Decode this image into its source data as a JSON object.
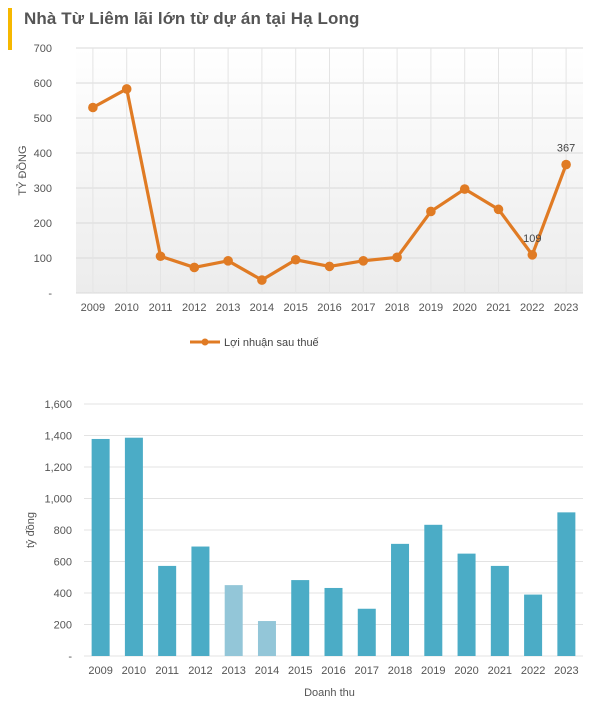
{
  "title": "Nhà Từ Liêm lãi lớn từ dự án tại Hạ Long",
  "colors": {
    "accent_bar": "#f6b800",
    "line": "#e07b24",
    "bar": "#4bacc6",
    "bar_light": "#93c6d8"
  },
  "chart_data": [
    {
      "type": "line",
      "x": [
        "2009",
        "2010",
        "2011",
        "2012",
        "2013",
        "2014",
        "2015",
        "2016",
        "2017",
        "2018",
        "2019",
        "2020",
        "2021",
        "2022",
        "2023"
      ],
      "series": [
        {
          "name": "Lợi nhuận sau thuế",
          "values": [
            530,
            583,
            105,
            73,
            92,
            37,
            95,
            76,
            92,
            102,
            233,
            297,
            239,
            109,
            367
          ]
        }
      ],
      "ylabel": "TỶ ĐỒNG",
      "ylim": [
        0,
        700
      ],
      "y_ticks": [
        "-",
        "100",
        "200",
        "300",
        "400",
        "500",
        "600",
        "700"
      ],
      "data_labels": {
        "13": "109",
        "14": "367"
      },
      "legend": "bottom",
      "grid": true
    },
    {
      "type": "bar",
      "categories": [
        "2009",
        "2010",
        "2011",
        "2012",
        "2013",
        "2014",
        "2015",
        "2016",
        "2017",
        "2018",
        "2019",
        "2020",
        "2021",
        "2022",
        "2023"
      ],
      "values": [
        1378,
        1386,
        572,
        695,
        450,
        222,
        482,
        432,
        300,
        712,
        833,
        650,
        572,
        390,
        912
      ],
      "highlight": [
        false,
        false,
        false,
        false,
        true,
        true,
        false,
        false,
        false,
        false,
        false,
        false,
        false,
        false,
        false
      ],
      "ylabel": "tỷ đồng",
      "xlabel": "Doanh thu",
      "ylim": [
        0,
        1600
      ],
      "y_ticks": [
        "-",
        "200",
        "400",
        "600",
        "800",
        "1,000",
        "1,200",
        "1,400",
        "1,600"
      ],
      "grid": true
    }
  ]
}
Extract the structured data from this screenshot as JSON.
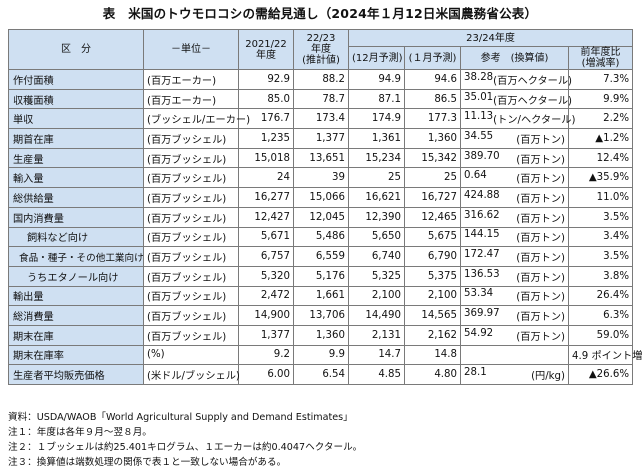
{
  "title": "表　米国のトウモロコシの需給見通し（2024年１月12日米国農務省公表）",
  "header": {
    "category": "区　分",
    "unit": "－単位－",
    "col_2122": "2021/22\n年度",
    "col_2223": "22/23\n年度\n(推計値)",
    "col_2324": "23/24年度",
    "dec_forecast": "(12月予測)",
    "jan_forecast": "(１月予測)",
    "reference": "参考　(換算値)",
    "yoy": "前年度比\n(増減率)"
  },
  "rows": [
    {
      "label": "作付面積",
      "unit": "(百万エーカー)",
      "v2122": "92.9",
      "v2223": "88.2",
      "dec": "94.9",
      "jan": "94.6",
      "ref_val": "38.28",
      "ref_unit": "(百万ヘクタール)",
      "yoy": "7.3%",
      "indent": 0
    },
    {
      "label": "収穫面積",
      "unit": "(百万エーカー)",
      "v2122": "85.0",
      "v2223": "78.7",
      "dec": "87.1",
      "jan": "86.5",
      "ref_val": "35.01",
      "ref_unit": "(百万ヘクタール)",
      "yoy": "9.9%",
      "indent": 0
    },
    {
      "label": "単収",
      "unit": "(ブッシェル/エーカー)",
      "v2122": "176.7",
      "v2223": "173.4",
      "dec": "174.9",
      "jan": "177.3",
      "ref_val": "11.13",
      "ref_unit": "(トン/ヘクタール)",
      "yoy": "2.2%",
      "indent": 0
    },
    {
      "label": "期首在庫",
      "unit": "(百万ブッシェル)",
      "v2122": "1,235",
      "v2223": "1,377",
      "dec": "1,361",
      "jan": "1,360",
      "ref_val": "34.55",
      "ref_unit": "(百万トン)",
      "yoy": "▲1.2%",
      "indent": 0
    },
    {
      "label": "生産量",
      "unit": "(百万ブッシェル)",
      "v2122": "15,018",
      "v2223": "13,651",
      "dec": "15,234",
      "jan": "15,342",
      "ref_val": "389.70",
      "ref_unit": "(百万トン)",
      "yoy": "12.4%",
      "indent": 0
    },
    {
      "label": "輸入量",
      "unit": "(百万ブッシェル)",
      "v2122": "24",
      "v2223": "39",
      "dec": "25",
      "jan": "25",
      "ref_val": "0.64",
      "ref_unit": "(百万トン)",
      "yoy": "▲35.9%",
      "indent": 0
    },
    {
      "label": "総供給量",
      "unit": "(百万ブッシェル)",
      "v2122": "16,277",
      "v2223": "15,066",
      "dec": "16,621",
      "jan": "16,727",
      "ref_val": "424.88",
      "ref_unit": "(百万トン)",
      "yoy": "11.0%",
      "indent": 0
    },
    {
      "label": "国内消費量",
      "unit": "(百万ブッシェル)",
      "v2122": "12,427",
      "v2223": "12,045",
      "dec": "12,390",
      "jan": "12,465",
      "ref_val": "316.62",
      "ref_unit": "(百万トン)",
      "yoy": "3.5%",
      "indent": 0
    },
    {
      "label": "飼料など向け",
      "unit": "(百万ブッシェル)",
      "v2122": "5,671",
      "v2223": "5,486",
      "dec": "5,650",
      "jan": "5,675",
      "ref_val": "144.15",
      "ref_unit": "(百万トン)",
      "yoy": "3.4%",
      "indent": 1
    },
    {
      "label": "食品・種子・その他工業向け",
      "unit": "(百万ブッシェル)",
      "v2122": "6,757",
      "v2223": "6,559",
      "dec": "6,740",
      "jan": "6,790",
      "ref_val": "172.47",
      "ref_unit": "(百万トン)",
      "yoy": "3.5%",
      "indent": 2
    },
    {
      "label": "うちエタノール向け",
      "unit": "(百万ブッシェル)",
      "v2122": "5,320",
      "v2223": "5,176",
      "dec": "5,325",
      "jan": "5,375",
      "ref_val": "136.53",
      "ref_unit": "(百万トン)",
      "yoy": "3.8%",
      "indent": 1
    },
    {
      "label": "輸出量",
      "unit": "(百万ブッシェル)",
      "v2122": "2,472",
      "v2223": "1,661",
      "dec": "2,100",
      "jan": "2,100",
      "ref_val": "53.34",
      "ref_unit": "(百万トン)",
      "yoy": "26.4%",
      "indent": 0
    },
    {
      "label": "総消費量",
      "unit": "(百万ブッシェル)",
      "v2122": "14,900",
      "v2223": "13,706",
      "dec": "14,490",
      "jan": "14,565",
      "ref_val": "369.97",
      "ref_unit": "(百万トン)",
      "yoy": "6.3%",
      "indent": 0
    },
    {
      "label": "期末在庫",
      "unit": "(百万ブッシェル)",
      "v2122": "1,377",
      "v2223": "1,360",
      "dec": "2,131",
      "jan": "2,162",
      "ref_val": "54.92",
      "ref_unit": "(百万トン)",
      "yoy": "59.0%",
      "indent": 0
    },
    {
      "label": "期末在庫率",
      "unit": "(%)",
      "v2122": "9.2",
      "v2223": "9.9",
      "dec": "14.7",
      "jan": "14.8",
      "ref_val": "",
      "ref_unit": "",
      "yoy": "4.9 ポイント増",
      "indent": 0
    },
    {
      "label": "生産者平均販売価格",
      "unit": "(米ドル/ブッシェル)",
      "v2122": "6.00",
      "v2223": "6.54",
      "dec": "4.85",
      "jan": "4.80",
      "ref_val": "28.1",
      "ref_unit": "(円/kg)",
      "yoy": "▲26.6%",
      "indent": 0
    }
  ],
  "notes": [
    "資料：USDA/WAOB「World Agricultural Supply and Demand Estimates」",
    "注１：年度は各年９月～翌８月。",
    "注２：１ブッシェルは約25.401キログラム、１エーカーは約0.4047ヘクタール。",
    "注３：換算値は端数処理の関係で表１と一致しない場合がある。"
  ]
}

- _Challenge_
Without the pictures, print the whole listing exactly as given.

- _Answer in full_
Decode this image into its source data as a JSON object.
{
  "title": "Nhà Từ Liêm lãi lớn từ dự án tại Hạ Long",
  "colors": {
    "accent_bar": "#f6b800",
    "line": "#e07b24",
    "bar": "#4bacc6",
    "bar_light": "#93c6d8"
  },
  "chart_data": [
    {
      "type": "line",
      "x": [
        "2009",
        "2010",
        "2011",
        "2012",
        "2013",
        "2014",
        "2015",
        "2016",
        "2017",
        "2018",
        "2019",
        "2020",
        "2021",
        "2022",
        "2023"
      ],
      "series": [
        {
          "name": "Lợi nhuận sau thuế",
          "values": [
            530,
            583,
            105,
            73,
            92,
            37,
            95,
            76,
            92,
            102,
            233,
            297,
            239,
            109,
            367
          ]
        }
      ],
      "ylabel": "TỶ ĐỒNG",
      "ylim": [
        0,
        700
      ],
      "y_ticks": [
        "-",
        "100",
        "200",
        "300",
        "400",
        "500",
        "600",
        "700"
      ],
      "data_labels": {
        "13": "109",
        "14": "367"
      },
      "legend": "bottom",
      "grid": true
    },
    {
      "type": "bar",
      "categories": [
        "2009",
        "2010",
        "2011",
        "2012",
        "2013",
        "2014",
        "2015",
        "2016",
        "2017",
        "2018",
        "2019",
        "2020",
        "2021",
        "2022",
        "2023"
      ],
      "values": [
        1378,
        1386,
        572,
        695,
        450,
        222,
        482,
        432,
        300,
        712,
        833,
        650,
        572,
        390,
        912
      ],
      "highlight": [
        false,
        false,
        false,
        false,
        true,
        true,
        false,
        false,
        false,
        false,
        false,
        false,
        false,
        false,
        false
      ],
      "ylabel": "tỷ đồng",
      "xlabel": "Doanh thu",
      "ylim": [
        0,
        1600
      ],
      "y_ticks": [
        "-",
        "200",
        "400",
        "600",
        "800",
        "1,000",
        "1,200",
        "1,400",
        "1,600"
      ],
      "grid": true
    }
  ]
}
Extract the structured data from this screenshot as JSON.
{
  "title": "表　米国のトウモロコシの需給見通し（2024年１月12日米国農務省公表）",
  "header": {
    "category": "区　分",
    "unit": "－単位－",
    "col_2122": "2021/22\n年度",
    "col_2223": "22/23\n年度\n(推計値)",
    "col_2324": "23/24年度",
    "dec_forecast": "(12月予測)",
    "jan_forecast": "(１月予測)",
    "reference": "参考　(換算値)",
    "yoy": "前年度比\n(増減率)"
  },
  "rows": [
    {
      "label": "作付面積",
      "unit": "(百万エーカー)",
      "v2122": "92.9",
      "v2223": "88.2",
      "dec": "94.9",
      "jan": "94.6",
      "ref_val": "38.28",
      "ref_unit": "(百万ヘクタール)",
      "yoy": "7.3%",
      "indent": 0
    },
    {
      "label": "収穫面積",
      "unit": "(百万エーカー)",
      "v2122": "85.0",
      "v2223": "78.7",
      "dec": "87.1",
      "jan": "86.5",
      "ref_val": "35.01",
      "ref_unit": "(百万ヘクタール)",
      "yoy": "9.9%",
      "indent": 0
    },
    {
      "label": "単収",
      "unit": "(ブッシェル/エーカー)",
      "v2122": "176.7",
      "v2223": "173.4",
      "dec": "174.9",
      "jan": "177.3",
      "ref_val": "11.13",
      "ref_unit": "(トン/ヘクタール)",
      "yoy": "2.2%",
      "indent": 0
    },
    {
      "label": "期首在庫",
      "unit": "(百万ブッシェル)",
      "v2122": "1,235",
      "v2223": "1,377",
      "dec": "1,361",
      "jan": "1,360",
      "ref_val": "34.55",
      "ref_unit": "(百万トン)",
      "yoy": "▲1.2%",
      "indent": 0
    },
    {
      "label": "生産量",
      "unit": "(百万ブッシェル)",
      "v2122": "15,018",
      "v2223": "13,651",
      "dec": "15,234",
      "jan": "15,342",
      "ref_val": "389.70",
      "ref_unit": "(百万トン)",
      "yoy": "12.4%",
      "indent": 0
    },
    {
      "label": "輸入量",
      "unit": "(百万ブッシェル)",
      "v2122": "24",
      "v2223": "39",
      "dec": "25",
      "jan": "25",
      "ref_val": "0.64",
      "ref_unit": "(百万トン)",
      "yoy": "▲35.9%",
      "indent": 0
    },
    {
      "label": "総供給量",
      "unit": "(百万ブッシェル)",
      "v2122": "16,277",
      "v2223": "15,066",
      "dec": "16,621",
      "jan": "16,727",
      "ref_val": "424.88",
      "ref_unit": "(百万トン)",
      "yoy": "11.0%",
      "indent": 0
    },
    {
      "label": "国内消費量",
      "unit": "(百万ブッシェル)",
      "v2122": "12,427",
      "v2223": "12,045",
      "dec": "12,390",
      "jan": "12,465",
      "ref_val": "316.62",
      "ref_unit": "(百万トン)",
      "yoy": "3.5%",
      "indent": 0
    },
    {
      "label": "飼料など向け",
      "unit": "(百万ブッシェル)",
      "v2122": "5,671",
      "v2223": "5,486",
      "dec": "5,650",
      "jan": "5,675",
      "ref_val": "144.15",
      "ref_unit": "(百万トン)",
      "yoy": "3.4%",
      "indent": 1
    },
    {
      "label": "食品・種子・その他工業向け",
      "unit": "(百万ブッシェル)",
      "v2122": "6,757",
      "v2223": "6,559",
      "dec": "6,740",
      "jan": "6,790",
      "ref_val": "172.47",
      "ref_unit": "(百万トン)",
      "yoy": "3.5%",
      "indent": 2
    },
    {
      "label": "うちエタノール向け",
      "unit": "(百万ブッシェル)",
      "v2122": "5,320",
      "v2223": "5,176",
      "dec": "5,325",
      "jan": "5,375",
      "ref_val": "136.53",
      "ref_unit": "(百万トン)",
      "yoy": "3.8%",
      "indent": 1
    },
    {
      "label": "輸出量",
      "unit": "(百万ブッシェル)",
      "v2122": "2,472",
      "v2223": "1,661",
      "dec": "2,100",
      "jan": "2,100",
      "ref_val": "53.34",
      "ref_unit": "(百万トン)",
      "yoy": "26.4%",
      "indent": 0
    },
    {
      "label": "総消費量",
      "unit": "(百万ブッシェル)",
      "v2122": "14,900",
      "v2223": "13,706",
      "dec": "14,490",
      "jan": "14,565",
      "ref_val": "369.97",
      "ref_unit": "(百万トン)",
      "yoy": "6.3%",
      "indent": 0
    },
    {
      "label": "期末在庫",
      "unit": "(百万ブッシェル)",
      "v2122": "1,377",
      "v2223": "1,360",
      "dec": "2,131",
      "jan": "2,162",
      "ref_val": "54.92",
      "ref_unit": "(百万トン)",
      "yoy": "59.0%",
      "indent": 0
    },
    {
      "label": "期末在庫率",
      "unit": "(%)",
      "v2122": "9.2",
      "v2223": "9.9",
      "dec": "14.7",
      "jan": "14.8",
      "ref_val": "",
      "ref_unit": "",
      "yoy": "4.9 ポイント増",
      "indent": 0
    },
    {
      "label": "生産者平均販売価格",
      "unit": "(米ドル/ブッシェル)",
      "v2122": "6.00",
      "v2223": "6.54",
      "dec": "4.85",
      "jan": "4.80",
      "ref_val": "28.1",
      "ref_unit": "(円/kg)",
      "yoy": "▲26.6%",
      "indent": 0
    }
  ],
  "notes": [
    "資料：USDA/WAOB「World Agricultural Supply and Demand Estimates」",
    "注１：年度は各年９月～翌８月。",
    "注２：１ブッシェルは約25.401キログラム、１エーカーは約0.4047ヘクタール。",
    "注３：換算値は端数処理の関係で表１と一致しない場合がある。"
  ]
}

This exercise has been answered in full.